#### [Challenge]
Determine how many lines contain the string "this". Reply with that figure and nothing else.
** begin Data extract **
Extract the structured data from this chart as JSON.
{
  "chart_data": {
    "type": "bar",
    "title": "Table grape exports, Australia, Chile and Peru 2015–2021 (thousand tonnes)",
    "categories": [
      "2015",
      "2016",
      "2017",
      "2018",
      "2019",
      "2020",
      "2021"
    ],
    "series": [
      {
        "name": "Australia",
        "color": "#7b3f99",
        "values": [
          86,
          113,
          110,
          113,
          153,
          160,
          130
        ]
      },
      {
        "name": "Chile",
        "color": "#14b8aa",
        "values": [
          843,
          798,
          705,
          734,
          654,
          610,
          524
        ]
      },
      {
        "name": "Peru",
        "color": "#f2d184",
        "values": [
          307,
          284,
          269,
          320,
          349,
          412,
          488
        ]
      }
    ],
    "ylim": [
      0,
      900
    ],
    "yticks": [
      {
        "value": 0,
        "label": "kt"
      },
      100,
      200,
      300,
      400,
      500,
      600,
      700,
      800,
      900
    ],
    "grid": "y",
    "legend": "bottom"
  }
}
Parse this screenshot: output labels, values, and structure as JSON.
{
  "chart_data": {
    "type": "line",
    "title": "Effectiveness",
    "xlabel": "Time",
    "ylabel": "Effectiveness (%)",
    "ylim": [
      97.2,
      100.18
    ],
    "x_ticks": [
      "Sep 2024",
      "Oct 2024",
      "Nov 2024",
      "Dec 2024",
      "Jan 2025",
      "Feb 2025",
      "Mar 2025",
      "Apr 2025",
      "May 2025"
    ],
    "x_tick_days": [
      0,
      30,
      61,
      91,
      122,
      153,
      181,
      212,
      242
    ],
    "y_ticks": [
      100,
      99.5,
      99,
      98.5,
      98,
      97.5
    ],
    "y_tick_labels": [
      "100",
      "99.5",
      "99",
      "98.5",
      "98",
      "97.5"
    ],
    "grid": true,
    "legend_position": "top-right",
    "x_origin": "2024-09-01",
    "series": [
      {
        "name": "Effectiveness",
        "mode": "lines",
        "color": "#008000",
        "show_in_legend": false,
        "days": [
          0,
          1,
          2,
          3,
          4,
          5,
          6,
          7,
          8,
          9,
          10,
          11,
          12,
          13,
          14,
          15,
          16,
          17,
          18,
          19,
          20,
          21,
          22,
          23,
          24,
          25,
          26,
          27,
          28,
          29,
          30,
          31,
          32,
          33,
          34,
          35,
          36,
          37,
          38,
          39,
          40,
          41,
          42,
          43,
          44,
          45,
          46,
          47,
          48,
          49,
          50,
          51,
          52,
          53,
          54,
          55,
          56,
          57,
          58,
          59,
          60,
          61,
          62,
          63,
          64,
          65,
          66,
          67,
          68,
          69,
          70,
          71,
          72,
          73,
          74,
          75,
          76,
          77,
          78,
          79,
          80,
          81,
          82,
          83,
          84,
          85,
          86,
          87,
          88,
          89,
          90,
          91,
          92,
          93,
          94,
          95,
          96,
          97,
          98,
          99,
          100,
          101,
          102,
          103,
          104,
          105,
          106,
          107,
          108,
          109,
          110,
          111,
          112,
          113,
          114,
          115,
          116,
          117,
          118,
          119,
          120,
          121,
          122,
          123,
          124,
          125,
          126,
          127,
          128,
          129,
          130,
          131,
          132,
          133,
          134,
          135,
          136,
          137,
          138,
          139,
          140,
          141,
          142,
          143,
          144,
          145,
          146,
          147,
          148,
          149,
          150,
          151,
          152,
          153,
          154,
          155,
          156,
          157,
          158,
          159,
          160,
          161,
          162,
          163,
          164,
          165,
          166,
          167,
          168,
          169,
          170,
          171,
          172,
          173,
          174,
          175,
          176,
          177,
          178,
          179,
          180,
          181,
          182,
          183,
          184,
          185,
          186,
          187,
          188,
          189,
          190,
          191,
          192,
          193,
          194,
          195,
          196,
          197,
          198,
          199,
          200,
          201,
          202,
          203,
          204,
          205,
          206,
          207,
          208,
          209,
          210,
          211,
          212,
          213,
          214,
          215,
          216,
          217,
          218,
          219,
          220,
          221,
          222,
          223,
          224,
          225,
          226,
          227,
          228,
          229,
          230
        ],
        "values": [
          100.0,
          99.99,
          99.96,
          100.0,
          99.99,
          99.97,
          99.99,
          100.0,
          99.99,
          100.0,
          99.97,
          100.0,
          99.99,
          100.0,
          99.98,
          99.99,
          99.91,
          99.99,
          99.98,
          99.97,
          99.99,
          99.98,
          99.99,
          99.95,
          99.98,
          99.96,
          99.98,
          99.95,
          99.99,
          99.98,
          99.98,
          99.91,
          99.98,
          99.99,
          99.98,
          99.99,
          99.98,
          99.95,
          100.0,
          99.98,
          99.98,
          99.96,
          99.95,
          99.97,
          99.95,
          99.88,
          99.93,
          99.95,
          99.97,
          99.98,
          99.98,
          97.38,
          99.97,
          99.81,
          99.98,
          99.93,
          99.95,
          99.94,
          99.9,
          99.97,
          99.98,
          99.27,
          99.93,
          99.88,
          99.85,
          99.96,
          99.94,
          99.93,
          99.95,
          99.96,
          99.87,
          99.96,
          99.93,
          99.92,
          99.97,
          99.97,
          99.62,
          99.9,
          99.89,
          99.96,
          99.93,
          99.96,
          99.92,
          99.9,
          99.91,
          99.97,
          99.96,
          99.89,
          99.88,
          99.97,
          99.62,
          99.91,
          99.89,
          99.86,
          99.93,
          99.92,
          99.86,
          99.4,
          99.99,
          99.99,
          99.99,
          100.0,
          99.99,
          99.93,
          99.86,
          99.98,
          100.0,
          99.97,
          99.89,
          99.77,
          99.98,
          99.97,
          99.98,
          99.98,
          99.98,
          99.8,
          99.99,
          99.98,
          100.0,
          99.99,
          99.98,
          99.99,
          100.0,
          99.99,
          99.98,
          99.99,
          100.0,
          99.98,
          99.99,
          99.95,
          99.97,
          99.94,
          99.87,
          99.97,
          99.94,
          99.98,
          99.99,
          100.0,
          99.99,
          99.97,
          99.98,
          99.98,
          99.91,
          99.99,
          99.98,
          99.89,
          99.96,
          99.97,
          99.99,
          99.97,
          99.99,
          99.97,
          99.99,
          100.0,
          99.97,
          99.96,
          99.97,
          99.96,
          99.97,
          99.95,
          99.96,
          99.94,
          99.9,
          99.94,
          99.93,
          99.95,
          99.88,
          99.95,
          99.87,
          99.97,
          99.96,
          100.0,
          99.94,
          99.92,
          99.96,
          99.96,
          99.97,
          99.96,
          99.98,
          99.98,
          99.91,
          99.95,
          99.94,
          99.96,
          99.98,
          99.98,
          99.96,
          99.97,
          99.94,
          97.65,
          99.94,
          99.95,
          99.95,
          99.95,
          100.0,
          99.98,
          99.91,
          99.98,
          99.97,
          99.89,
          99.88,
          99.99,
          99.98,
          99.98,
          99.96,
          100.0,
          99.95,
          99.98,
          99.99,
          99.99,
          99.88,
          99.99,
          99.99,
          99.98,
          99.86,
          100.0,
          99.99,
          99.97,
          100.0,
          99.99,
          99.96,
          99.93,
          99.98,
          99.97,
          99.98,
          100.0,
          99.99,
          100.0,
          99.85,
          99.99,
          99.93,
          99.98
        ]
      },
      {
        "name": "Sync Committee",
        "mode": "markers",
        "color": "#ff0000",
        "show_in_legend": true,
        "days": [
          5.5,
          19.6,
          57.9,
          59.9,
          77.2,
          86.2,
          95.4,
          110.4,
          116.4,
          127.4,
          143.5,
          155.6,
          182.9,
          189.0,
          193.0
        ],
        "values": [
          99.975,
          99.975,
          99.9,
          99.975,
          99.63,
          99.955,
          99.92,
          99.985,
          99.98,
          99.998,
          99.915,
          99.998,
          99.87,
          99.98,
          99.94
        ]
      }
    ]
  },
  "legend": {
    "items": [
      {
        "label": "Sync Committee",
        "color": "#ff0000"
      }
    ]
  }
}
** end Data extract **
#### [Task output]
2